* [Work to do]: Repeat every record below exactly, leaving out the pictures.

* [Records to use]:
———

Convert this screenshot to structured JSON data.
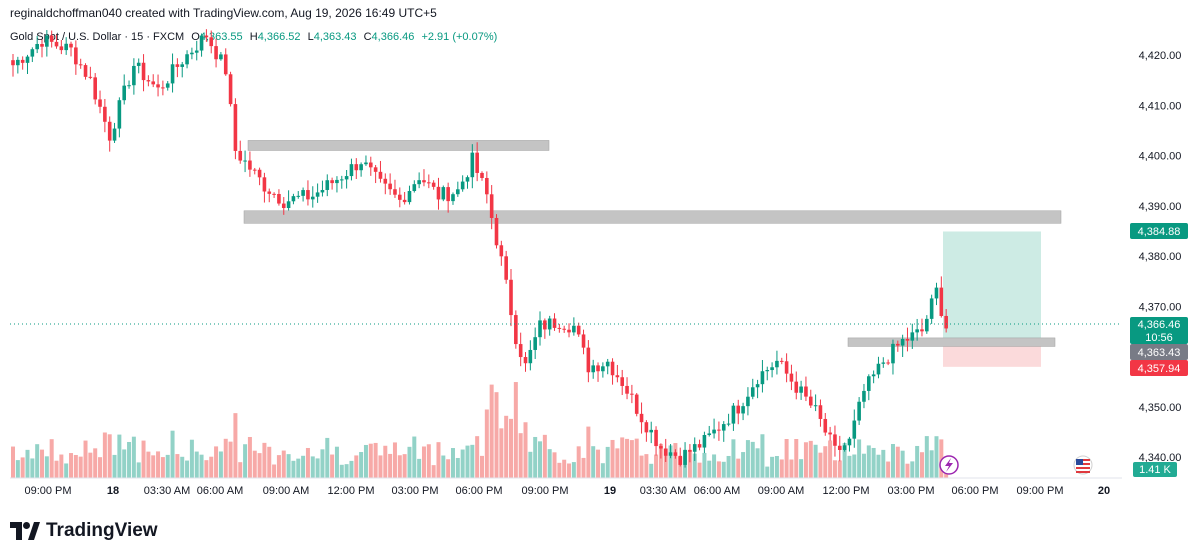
{
  "header": {
    "attribution": "reginaldchoffman040 created with TradingView.com, Aug 19, 2026 16:49 UTC+5"
  },
  "legend": {
    "symbol": "Gold Spot / U.S. Dollar · 15 · FXCM",
    "open_label": "O",
    "open_value": "4,363.55",
    "high_label": "H",
    "high_value": "4,366.52",
    "low_label": "L",
    "low_value": "4,363.43",
    "close_label": "C",
    "close_value": "4,366.46",
    "change": "+2.91 (+0.07%)"
  },
  "price_tags": {
    "take_profit": "4,384.88",
    "last_price": "4,366.46",
    "countdown": "10:56",
    "entry": "4,363.43",
    "stop_loss": "4,357.94",
    "volume": "1.41 K"
  },
  "brand": {
    "name": "TradingView"
  },
  "colors": {
    "up": "#089981",
    "down": "#f23645",
    "up_vol": "#92d2c7",
    "down_vol": "#f7a9a7",
    "zone": "#c4c4c4",
    "tp_fill": "#cdebe4",
    "sl_fill": "#fbdadb"
  },
  "chart_data": {
    "type": "candlestick",
    "ylim": [
      4337,
      4427
    ],
    "y_ticks": [
      4340,
      4350,
      4360,
      4370,
      4380,
      4390,
      4400,
      4410,
      4420
    ],
    "y_tick_labels": [
      "4,340.00",
      "4,350.00",
      "",
      "4,370.00",
      "4,380.00",
      "4,390.00",
      "4,400.00",
      "4,410.00",
      "4,420.00"
    ],
    "x_tick_labels": [
      "09:00 PM",
      "18",
      "03:30 AM",
      "06:00 AM",
      "09:00 AM",
      "12:00 PM",
      "03:00 PM",
      "06:00 PM",
      "09:00 PM",
      "19",
      "03:30 AM",
      "06:00 AM",
      "09:00 AM",
      "12:00 PM",
      "03:00 PM",
      "06:00 PM",
      "09:00 PM",
      "20"
    ],
    "x_tick_day_markers": [
      "18",
      "19",
      "20"
    ],
    "zones": [
      {
        "name": "upper-resistance-zone",
        "low": 4401.0,
        "high": 4403.0
      },
      {
        "name": "support-zone",
        "low": 4386.5,
        "high": 4389.0
      },
      {
        "name": "entry-zone",
        "low": 4362.0,
        "high": 4363.7
      }
    ],
    "position": {
      "entry": 4363.43,
      "take_profit": 4384.88,
      "stop_loss": 4357.94
    },
    "current_price": 4366.46,
    "anchors": [
      [
        0,
        4418
      ],
      [
        6,
        4423
      ],
      [
        12,
        4421
      ],
      [
        16,
        4415
      ],
      [
        20,
        4404
      ],
      [
        25,
        4418
      ],
      [
        30,
        4413
      ],
      [
        35,
        4419
      ],
      [
        40,
        4424
      ],
      [
        44,
        4417
      ],
      [
        46,
        4401
      ],
      [
        52,
        4394
      ],
      [
        56,
        4391
      ],
      [
        62,
        4392
      ],
      [
        68,
        4396
      ],
      [
        72,
        4399
      ],
      [
        76,
        4394
      ],
      [
        80,
        4391
      ],
      [
        84,
        4396
      ],
      [
        88,
        4392
      ],
      [
        92,
        4393
      ],
      [
        95,
        4399
      ],
      [
        98,
        4392
      ],
      [
        101,
        4379
      ],
      [
        104,
        4364
      ],
      [
        106,
        4358
      ],
      [
        109,
        4366
      ],
      [
        113,
        4367
      ],
      [
        116,
        4366
      ],
      [
        119,
        4358
      ],
      [
        123,
        4359
      ],
      [
        126,
        4355
      ],
      [
        130,
        4348
      ],
      [
        134,
        4342
      ],
      [
        138,
        4340
      ],
      [
        143,
        4343
      ],
      [
        146,
        4346
      ],
      [
        150,
        4350
      ],
      [
        154,
        4356
      ],
      [
        158,
        4359
      ],
      [
        162,
        4354
      ],
      [
        166,
        4349
      ],
      [
        170,
        4341
      ],
      [
        173,
        4343
      ],
      [
        176,
        4353
      ],
      [
        180,
        4359
      ],
      [
        184,
        4363
      ],
      [
        188,
        4365
      ],
      [
        191,
        4373
      ],
      [
        193,
        4366
      ]
    ]
  }
}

———

* [Right answer]:
Convert this screenshot to structured JSON data.
{
  "header": {
    "attribution": "reginaldchoffman040 created with TradingView.com, Aug 19, 2026 16:49 UTC+5"
  },
  "legend": {
    "symbol": "Gold Spot / U.S. Dollar · 15 · FXCM",
    "open_label": "O",
    "open_value": "4,363.55",
    "high_label": "H",
    "high_value": "4,366.52",
    "low_label": "L",
    "low_value": "4,363.43",
    "close_label": "C",
    "close_value": "4,366.46",
    "change": "+2.91 (+0.07%)"
  },
  "price_tags": {
    "take_profit": "4,384.88",
    "last_price": "4,366.46",
    "countdown": "10:56",
    "entry": "4,363.43",
    "stop_loss": "4,357.94",
    "volume": "1.41 K"
  },
  "brand": {
    "name": "TradingView"
  },
  "colors": {
    "up": "#089981",
    "down": "#f23645",
    "up_vol": "#92d2c7",
    "down_vol": "#f7a9a7",
    "zone": "#c4c4c4",
    "tp_fill": "#cdebe4",
    "sl_fill": "#fbdadb"
  },
  "chart_data": {
    "type": "candlestick",
    "ylim": [
      4337,
      4427
    ],
    "y_ticks": [
      4340,
      4350,
      4360,
      4370,
      4380,
      4390,
      4400,
      4410,
      4420
    ],
    "y_tick_labels": [
      "4,340.00",
      "4,350.00",
      "",
      "4,370.00",
      "4,380.00",
      "4,390.00",
      "4,400.00",
      "4,410.00",
      "4,420.00"
    ],
    "x_tick_labels": [
      "09:00 PM",
      "18",
      "03:30 AM",
      "06:00 AM",
      "09:00 AM",
      "12:00 PM",
      "03:00 PM",
      "06:00 PM",
      "09:00 PM",
      "19",
      "03:30 AM",
      "06:00 AM",
      "09:00 AM",
      "12:00 PM",
      "03:00 PM",
      "06:00 PM",
      "09:00 PM",
      "20"
    ],
    "x_tick_day_markers": [
      "18",
      "19",
      "20"
    ],
    "zones": [
      {
        "name": "upper-resistance-zone",
        "low": 4401.0,
        "high": 4403.0
      },
      {
        "name": "support-zone",
        "low": 4386.5,
        "high": 4389.0
      },
      {
        "name": "entry-zone",
        "low": 4362.0,
        "high": 4363.7
      }
    ],
    "position": {
      "entry": 4363.43,
      "take_profit": 4384.88,
      "stop_loss": 4357.94
    },
    "current_price": 4366.46,
    "anchors": [
      [
        0,
        4418
      ],
      [
        6,
        4423
      ],
      [
        12,
        4421
      ],
      [
        16,
        4415
      ],
      [
        20,
        4404
      ],
      [
        25,
        4418
      ],
      [
        30,
        4413
      ],
      [
        35,
        4419
      ],
      [
        40,
        4424
      ],
      [
        44,
        4417
      ],
      [
        46,
        4401
      ],
      [
        52,
        4394
      ],
      [
        56,
        4391
      ],
      [
        62,
        4392
      ],
      [
        68,
        4396
      ],
      [
        72,
        4399
      ],
      [
        76,
        4394
      ],
      [
        80,
        4391
      ],
      [
        84,
        4396
      ],
      [
        88,
        4392
      ],
      [
        92,
        4393
      ],
      [
        95,
        4399
      ],
      [
        98,
        4392
      ],
      [
        101,
        4379
      ],
      [
        104,
        4364
      ],
      [
        106,
        4358
      ],
      [
        109,
        4366
      ],
      [
        113,
        4367
      ],
      [
        116,
        4366
      ],
      [
        119,
        4358
      ],
      [
        123,
        4359
      ],
      [
        126,
        4355
      ],
      [
        130,
        4348
      ],
      [
        134,
        4342
      ],
      [
        138,
        4340
      ],
      [
        143,
        4343
      ],
      [
        146,
        4346
      ],
      [
        150,
        4350
      ],
      [
        154,
        4356
      ],
      [
        158,
        4359
      ],
      [
        162,
        4354
      ],
      [
        166,
        4349
      ],
      [
        170,
        4341
      ],
      [
        173,
        4343
      ],
      [
        176,
        4353
      ],
      [
        180,
        4359
      ],
      [
        184,
        4363
      ],
      [
        188,
        4365
      ],
      [
        191,
        4373
      ],
      [
        193,
        4366
      ]
    ]
  }
}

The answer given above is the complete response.